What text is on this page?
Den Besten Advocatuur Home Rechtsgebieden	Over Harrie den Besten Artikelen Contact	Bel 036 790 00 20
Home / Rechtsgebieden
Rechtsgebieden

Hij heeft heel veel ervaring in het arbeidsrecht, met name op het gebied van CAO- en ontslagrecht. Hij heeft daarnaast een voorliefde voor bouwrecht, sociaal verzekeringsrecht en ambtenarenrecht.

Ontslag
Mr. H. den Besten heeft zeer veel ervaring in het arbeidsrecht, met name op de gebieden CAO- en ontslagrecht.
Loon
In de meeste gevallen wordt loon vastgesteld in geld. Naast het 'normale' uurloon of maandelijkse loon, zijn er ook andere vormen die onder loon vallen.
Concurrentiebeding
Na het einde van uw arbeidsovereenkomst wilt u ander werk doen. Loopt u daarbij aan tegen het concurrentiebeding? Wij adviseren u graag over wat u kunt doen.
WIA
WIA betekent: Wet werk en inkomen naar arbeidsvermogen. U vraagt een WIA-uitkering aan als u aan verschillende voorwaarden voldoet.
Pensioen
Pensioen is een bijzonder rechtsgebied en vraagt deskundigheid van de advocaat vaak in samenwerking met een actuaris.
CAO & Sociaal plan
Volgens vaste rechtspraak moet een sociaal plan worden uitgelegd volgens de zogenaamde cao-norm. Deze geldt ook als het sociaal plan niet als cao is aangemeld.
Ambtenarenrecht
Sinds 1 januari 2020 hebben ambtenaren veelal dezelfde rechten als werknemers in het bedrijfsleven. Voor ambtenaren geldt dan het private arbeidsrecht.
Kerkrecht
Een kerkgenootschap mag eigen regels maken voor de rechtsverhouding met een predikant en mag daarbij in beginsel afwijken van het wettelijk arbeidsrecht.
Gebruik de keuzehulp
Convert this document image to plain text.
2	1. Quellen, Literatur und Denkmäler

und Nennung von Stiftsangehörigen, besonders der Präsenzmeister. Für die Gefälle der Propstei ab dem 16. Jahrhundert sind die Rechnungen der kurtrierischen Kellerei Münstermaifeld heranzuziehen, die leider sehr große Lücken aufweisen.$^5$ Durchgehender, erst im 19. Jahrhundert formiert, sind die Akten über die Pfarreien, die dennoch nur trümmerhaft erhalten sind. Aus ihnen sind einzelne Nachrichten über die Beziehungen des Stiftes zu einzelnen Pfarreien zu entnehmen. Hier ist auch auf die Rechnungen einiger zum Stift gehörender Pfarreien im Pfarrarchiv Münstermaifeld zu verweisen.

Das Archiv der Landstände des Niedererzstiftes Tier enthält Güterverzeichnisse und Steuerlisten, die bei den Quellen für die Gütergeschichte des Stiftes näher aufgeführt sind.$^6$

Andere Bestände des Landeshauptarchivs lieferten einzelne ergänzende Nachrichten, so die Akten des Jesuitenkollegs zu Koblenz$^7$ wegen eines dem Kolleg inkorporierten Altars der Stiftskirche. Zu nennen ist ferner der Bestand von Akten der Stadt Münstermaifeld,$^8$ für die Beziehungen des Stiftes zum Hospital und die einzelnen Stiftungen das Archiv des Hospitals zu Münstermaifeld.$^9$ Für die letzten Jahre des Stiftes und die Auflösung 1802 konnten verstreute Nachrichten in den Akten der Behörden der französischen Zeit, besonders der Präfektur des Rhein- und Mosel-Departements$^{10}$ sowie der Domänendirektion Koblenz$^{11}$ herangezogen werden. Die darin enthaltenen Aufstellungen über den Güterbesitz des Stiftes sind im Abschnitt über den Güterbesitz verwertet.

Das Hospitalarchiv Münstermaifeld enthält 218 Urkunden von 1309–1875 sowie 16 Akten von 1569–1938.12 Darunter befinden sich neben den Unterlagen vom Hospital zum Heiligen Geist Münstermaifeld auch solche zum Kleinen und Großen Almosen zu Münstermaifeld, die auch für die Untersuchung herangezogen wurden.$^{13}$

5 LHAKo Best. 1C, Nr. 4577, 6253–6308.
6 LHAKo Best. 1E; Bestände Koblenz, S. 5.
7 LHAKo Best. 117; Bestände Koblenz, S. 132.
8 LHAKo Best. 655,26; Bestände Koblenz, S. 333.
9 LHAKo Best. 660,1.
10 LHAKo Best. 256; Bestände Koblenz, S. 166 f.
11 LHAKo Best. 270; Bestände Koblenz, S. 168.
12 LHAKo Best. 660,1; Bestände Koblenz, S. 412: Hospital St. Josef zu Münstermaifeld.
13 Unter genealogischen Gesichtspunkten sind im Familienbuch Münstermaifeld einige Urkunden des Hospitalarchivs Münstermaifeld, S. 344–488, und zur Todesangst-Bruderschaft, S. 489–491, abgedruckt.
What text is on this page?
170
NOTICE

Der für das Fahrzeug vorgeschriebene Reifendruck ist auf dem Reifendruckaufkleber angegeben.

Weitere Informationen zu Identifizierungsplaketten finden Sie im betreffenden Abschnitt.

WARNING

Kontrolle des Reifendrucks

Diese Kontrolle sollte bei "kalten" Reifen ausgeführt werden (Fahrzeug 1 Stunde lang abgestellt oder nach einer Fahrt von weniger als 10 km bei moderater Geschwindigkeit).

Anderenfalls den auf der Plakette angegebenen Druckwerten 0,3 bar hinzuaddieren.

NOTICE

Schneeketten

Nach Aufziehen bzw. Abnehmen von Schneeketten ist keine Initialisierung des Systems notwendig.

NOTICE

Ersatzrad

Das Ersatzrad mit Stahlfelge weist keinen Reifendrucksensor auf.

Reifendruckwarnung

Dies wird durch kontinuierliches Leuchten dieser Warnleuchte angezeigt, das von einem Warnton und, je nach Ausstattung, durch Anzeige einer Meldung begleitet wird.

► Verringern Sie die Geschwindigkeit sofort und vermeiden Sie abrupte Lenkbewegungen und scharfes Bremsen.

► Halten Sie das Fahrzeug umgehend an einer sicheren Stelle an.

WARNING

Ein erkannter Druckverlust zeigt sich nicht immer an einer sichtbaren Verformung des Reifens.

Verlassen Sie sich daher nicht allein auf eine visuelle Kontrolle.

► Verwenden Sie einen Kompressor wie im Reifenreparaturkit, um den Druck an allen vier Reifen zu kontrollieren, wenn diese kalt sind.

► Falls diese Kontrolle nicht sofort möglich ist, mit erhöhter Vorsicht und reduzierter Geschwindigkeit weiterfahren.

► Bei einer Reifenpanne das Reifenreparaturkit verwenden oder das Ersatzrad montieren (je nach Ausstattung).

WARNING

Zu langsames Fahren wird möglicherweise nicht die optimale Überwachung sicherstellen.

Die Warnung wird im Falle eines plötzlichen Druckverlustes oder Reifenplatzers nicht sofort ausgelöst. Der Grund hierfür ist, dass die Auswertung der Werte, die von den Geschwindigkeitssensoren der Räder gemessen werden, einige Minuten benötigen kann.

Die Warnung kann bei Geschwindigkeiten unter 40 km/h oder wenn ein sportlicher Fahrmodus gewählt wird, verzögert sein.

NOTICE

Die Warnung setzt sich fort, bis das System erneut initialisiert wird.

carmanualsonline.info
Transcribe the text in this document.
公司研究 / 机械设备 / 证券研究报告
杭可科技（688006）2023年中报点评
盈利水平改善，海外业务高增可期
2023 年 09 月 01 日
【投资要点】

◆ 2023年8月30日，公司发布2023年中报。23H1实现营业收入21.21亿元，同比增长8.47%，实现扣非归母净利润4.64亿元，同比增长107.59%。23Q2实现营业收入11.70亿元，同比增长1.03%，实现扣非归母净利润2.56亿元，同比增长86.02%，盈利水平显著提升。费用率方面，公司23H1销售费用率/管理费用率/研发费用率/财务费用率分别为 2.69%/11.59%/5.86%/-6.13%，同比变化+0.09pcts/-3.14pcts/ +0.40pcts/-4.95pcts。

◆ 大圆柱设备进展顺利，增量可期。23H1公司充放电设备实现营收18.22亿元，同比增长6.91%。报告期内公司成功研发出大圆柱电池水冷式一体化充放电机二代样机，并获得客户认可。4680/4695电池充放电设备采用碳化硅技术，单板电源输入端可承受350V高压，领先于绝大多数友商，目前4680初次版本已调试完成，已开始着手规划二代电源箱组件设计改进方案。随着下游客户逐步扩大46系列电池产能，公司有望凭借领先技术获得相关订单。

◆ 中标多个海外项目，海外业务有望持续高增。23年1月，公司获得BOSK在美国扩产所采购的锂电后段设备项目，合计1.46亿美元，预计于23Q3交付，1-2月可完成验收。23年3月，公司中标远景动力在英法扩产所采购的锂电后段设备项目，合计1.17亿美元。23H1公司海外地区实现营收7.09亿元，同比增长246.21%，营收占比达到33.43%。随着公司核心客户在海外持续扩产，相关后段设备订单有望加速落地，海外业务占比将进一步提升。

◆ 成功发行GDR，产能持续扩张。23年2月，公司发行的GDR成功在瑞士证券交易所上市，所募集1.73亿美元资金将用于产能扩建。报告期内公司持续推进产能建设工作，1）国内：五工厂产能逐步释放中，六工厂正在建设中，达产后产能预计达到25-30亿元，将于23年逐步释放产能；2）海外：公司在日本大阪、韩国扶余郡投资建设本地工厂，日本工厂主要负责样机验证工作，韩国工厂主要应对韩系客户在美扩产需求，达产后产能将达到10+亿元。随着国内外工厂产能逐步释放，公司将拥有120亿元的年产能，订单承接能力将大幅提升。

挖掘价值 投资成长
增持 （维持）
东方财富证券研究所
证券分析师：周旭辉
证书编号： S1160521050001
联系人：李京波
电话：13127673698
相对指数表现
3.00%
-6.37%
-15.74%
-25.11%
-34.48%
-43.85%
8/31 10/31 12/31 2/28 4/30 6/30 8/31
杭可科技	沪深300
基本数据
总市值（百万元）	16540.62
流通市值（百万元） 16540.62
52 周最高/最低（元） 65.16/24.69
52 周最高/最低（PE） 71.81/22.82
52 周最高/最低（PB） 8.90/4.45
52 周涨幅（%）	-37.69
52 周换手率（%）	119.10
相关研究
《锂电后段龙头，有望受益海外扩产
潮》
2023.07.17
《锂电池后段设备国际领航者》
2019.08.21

_Job_
Copy every line of the listing containing the string "Abschnitt".

_Response to this exercise_
Andere Bestände des Landeshauptarchivs lieferten einzelne ergänzende Nachrichten, so die Akten des Jesuitenkollegs zu Koblenz$^7$ wegen eines dem Kolleg inkorporierten Altars der Stiftskirche. Zu nennen ist ferner der Bestand von Akten der Stadt Münstermaifeld,$^8$ für die Beziehungen des Stiftes zum Hospital und die einzelnen Stiftungen das Archiv des Hospitals zu Münstermaifeld.$^9$ Für die letzten Jahre des Stiftes und die Auflösung 1802 konnten verstreute Nachrichten in den Akten der Behörden der französischen Zeit, besonders der Präfektur des Rhein- und Mosel-Departements$^{10}$ sowie der Domänendirektion Koblenz$^{11}$ herangezogen werden. Die darin enthaltenen Aufstellungen über den Güterbesitz des Stiftes sind im Abschnitt über den Güterbesitz verwertet.
Weitere Informationen zu Identifizierungsplaketten finden Sie im betreffenden Abschnitt.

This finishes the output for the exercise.